Dataset entries
──────

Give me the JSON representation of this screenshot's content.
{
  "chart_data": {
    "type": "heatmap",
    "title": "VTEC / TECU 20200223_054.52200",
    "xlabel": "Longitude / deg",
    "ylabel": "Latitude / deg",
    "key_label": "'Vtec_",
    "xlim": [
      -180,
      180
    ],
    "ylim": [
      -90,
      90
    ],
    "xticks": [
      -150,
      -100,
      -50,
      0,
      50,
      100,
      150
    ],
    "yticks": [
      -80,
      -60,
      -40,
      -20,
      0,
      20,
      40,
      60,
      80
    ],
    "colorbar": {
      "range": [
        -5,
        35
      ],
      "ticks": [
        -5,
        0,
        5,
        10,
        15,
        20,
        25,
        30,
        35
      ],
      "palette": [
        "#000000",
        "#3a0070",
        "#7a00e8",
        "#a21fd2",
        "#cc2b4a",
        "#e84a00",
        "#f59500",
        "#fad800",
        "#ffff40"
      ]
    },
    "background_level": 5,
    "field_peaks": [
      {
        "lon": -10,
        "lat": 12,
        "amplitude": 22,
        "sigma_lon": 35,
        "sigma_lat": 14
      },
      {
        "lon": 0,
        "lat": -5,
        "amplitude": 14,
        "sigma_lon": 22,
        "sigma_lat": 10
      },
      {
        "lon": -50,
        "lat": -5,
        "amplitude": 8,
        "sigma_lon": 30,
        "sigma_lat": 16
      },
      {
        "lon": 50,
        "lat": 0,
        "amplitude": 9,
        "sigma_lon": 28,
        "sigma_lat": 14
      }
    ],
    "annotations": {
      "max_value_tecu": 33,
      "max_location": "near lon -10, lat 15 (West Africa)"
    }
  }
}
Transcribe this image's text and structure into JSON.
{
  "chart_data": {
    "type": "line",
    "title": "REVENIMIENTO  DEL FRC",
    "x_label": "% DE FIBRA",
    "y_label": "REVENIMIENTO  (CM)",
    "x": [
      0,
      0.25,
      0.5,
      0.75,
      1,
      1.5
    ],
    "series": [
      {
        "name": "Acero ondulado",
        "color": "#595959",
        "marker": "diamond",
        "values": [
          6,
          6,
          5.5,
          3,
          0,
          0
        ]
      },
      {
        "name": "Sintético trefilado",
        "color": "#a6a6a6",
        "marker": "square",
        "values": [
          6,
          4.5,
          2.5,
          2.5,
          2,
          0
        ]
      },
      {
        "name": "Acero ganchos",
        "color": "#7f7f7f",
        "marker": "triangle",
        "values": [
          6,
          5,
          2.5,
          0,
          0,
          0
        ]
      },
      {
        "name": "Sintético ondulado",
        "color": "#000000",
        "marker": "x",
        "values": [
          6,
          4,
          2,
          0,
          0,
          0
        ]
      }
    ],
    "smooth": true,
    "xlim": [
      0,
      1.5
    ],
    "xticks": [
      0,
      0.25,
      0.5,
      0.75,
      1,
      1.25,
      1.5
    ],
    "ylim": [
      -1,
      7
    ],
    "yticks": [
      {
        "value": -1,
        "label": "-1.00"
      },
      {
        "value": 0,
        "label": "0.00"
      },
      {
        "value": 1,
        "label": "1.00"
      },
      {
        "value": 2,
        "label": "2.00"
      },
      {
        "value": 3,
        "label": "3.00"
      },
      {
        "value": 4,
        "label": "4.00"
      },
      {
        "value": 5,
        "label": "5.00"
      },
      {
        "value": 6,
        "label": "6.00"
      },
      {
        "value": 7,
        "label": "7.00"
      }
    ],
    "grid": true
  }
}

──────

● **What is needed**: Copy out every line of the data that includes "name".

● **Response below**:
        "name": "Acero ondulado",
        "name": "Sintético trefilado",
        "name": "Acero ganchos",
        "name": "Sintético ondulado",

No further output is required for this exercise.